▶ GOAL:
Show all lines holding the string "Текстильщиков".

▶ Saved data entries:
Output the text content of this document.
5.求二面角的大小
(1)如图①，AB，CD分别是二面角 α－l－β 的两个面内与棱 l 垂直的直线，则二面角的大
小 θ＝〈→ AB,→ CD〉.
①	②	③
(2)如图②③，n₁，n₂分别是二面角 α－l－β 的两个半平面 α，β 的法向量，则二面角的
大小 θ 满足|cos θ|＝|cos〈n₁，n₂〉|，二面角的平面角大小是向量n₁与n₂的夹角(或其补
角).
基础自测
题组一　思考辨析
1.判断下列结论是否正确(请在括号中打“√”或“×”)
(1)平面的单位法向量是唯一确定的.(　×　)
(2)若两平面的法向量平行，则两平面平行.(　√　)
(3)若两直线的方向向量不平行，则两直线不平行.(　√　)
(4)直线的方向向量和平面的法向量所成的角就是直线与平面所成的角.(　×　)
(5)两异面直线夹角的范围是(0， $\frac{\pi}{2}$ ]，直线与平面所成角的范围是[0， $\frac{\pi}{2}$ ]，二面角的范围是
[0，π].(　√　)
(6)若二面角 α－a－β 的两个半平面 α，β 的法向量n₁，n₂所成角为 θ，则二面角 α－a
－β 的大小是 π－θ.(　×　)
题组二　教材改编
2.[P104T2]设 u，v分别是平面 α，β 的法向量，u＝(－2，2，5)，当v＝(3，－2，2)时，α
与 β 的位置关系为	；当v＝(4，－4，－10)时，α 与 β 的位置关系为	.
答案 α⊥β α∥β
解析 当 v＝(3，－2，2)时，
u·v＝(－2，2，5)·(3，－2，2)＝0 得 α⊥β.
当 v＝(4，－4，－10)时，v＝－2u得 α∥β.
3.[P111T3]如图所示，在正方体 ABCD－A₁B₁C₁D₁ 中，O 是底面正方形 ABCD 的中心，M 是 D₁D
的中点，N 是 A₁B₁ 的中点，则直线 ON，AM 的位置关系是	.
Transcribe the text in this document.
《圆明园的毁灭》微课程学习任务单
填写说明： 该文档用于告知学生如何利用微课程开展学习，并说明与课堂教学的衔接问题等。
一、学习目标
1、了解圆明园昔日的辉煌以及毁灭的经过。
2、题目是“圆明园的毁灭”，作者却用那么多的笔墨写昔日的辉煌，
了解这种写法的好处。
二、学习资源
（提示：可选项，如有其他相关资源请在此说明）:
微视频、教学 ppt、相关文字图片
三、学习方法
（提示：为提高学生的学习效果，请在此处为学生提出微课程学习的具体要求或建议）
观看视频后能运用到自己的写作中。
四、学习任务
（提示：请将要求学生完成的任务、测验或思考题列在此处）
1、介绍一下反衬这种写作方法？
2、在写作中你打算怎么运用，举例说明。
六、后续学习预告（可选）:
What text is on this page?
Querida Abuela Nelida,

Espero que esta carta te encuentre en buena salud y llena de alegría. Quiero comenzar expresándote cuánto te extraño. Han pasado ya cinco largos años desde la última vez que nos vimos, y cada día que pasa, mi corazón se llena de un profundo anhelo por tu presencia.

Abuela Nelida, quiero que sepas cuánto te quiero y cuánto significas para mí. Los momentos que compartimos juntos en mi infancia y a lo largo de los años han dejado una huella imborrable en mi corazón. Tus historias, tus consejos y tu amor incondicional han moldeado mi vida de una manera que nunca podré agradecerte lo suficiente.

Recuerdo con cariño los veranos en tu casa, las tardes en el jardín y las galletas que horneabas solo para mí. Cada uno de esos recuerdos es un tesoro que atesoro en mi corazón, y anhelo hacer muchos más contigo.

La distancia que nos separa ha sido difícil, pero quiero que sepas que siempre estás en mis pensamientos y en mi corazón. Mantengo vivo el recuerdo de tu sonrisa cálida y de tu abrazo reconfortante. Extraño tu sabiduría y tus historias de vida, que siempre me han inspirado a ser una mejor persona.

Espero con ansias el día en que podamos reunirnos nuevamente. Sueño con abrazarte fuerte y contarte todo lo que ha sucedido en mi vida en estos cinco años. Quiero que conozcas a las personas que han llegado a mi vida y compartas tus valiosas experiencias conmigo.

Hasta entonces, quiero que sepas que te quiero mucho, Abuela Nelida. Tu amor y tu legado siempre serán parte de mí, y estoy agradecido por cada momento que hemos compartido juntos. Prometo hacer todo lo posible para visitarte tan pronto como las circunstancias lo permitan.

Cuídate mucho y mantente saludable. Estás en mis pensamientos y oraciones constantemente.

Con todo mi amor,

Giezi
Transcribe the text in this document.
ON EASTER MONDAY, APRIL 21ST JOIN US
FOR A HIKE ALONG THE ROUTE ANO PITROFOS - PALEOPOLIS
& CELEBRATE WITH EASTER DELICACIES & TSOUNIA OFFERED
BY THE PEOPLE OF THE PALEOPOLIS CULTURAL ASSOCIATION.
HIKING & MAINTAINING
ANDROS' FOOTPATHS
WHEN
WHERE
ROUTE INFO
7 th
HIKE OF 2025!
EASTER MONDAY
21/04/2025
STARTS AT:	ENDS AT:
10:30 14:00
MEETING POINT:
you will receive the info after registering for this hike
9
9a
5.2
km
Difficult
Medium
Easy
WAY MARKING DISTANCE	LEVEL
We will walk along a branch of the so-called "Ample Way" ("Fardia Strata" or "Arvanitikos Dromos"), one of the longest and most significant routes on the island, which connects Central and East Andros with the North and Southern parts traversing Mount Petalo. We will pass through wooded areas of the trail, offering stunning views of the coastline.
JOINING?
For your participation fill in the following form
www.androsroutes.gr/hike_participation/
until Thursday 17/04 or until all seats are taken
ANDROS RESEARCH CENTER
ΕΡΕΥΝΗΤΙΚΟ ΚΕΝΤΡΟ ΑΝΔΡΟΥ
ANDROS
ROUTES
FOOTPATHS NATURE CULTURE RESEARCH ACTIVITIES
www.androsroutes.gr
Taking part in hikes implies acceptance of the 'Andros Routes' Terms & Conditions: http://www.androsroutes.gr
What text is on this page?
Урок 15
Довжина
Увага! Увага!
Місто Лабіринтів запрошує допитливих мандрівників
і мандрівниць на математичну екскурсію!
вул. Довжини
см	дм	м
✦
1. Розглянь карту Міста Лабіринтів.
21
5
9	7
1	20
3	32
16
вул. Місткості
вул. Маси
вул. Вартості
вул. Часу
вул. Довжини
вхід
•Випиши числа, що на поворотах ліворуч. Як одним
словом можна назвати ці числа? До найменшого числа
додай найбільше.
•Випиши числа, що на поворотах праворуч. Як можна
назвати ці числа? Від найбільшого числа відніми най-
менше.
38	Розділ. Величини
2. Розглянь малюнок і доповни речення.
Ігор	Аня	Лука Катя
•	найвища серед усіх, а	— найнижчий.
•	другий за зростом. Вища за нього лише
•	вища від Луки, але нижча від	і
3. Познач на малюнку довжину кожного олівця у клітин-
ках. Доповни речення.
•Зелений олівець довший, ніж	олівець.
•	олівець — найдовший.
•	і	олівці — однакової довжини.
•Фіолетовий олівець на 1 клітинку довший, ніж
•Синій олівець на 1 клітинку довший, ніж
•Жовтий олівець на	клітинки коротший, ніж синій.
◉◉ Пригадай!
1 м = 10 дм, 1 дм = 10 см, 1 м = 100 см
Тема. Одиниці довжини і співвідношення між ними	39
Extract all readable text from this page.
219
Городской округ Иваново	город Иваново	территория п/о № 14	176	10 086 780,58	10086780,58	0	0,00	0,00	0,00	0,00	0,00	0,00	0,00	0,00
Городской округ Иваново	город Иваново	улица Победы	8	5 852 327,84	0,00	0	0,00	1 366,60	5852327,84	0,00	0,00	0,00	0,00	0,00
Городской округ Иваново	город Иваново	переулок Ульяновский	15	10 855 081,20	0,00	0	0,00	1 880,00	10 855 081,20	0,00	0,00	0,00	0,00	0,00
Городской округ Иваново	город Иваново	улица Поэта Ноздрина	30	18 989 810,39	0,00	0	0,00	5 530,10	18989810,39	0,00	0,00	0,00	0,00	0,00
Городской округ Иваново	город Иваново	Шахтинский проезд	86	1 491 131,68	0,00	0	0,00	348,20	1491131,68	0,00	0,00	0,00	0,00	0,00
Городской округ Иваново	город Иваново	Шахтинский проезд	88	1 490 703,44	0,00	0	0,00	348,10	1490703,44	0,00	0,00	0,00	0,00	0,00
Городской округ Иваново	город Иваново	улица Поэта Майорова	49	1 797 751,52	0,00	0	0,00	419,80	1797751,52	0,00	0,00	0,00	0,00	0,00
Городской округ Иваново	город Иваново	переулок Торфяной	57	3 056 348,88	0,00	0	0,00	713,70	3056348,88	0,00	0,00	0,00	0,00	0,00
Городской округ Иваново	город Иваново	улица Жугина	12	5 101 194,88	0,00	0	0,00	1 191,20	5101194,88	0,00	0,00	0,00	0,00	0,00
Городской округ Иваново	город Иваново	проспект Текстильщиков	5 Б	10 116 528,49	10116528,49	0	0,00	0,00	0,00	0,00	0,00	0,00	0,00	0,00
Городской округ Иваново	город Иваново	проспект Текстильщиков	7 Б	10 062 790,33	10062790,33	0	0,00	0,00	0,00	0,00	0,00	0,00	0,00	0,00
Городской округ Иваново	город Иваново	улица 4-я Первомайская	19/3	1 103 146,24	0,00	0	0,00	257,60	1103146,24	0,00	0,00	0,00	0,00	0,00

▶ REPLY:
Городской округ Иваново	город Иваново	проспект Текстильщиков	5 Б	10 116 528,49	10116528,49	0	0,00	0,00	0,00	0,00	0,00	0,00	0,00	0,00
Городской округ Иваново	город Иваново	проспект Текстильщиков	7 Б	10 062 790,33	10062790,33	0	0,00	0,00	0,00	0,00	0,00	0,00	0,00	0,00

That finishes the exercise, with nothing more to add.